**Exercise instructions:**
Every entry here needs to be repeated exactly.
== Supplied material ==
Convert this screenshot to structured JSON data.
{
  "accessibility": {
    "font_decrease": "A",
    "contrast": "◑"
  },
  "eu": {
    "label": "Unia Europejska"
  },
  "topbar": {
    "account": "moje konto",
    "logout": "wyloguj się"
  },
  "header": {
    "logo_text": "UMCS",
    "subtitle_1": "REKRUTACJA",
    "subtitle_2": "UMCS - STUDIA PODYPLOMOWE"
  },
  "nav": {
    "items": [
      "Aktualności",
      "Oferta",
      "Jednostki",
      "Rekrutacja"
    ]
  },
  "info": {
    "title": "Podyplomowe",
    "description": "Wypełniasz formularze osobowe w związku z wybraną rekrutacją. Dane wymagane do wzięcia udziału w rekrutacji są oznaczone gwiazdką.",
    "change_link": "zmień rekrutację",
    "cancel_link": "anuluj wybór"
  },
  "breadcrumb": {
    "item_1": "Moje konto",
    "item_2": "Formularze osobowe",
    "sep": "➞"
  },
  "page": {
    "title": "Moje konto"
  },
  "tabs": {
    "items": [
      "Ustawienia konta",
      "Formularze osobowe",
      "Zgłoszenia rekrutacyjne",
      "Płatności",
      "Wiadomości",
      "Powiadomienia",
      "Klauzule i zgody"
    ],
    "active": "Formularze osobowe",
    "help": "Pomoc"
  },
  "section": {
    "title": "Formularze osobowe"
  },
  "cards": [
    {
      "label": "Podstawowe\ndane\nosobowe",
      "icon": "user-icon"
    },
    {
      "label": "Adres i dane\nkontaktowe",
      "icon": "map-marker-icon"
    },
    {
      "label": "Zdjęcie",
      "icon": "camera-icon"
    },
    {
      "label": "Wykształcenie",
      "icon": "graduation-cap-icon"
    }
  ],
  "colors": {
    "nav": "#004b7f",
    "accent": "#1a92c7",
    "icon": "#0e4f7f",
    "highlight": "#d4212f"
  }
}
===
**Full answer:**
Convert this screenshot to structured JSON data.
{
  "accessibility": {
    "font_decrease": "A",
    "contrast": "◑"
  },
  "eu": {
    "label": "Unia Europejska"
  },
  "topbar": {
    "account": "moje konto",
    "logout": "wyloguj się"
  },
  "header": {
    "logo_text": "UMCS",
    "subtitle_1": "REKRUTACJA",
    "subtitle_2": "UMCS - STUDIA PODYPLOMOWE"
  },
  "nav": {
    "items": [
      "Aktualności",
      "Oferta",
      "Jednostki",
      "Rekrutacja"
    ]
  },
  "info": {
    "title": "Podyplomowe",
    "description": "Wypełniasz formularze osobowe w związku z wybraną rekrutacją. Dane wymagane do wzięcia udziału w rekrutacji są oznaczone gwiazdką.",
    "change_link": "zmień rekrutację",
    "cancel_link": "anuluj wybór"
  },
  "breadcrumb": {
    "item_1": "Moje konto",
    "item_2": "Formularze osobowe",
    "sep": "➞"
  },
  "page": {
    "title": "Moje konto"
  },
  "tabs": {
    "items": [
      "Ustawienia konta",
      "Formularze osobowe",
      "Zgłoszenia rekrutacyjne",
      "Płatności",
      "Wiadomości",
      "Powiadomienia",
      "Klauzule i zgody"
    ],
    "active": "Formularze osobowe",
    "help": "Pomoc"
  },
  "section": {
    "title": "Formularze osobowe"
  },
  "cards": [
    {
      "label": "Podstawowe\ndane\nosobowe",
      "icon": "user-icon"
    },
    {
      "label": "Adres i dane\nkontaktowe",
      "icon": "map-marker-icon"
    },
    {
      "label": "Zdjęcie",
      "icon": "camera-icon"
    },
    {
      "label": "Wykształcenie",
      "icon": "graduation-cap-icon"
    }
  ],
  "colors": {
    "nav": "#004b7f",
    "accent": "#1a92c7",
    "icon": "#0e4f7f",
    "highlight": "#d4212f"
  }
}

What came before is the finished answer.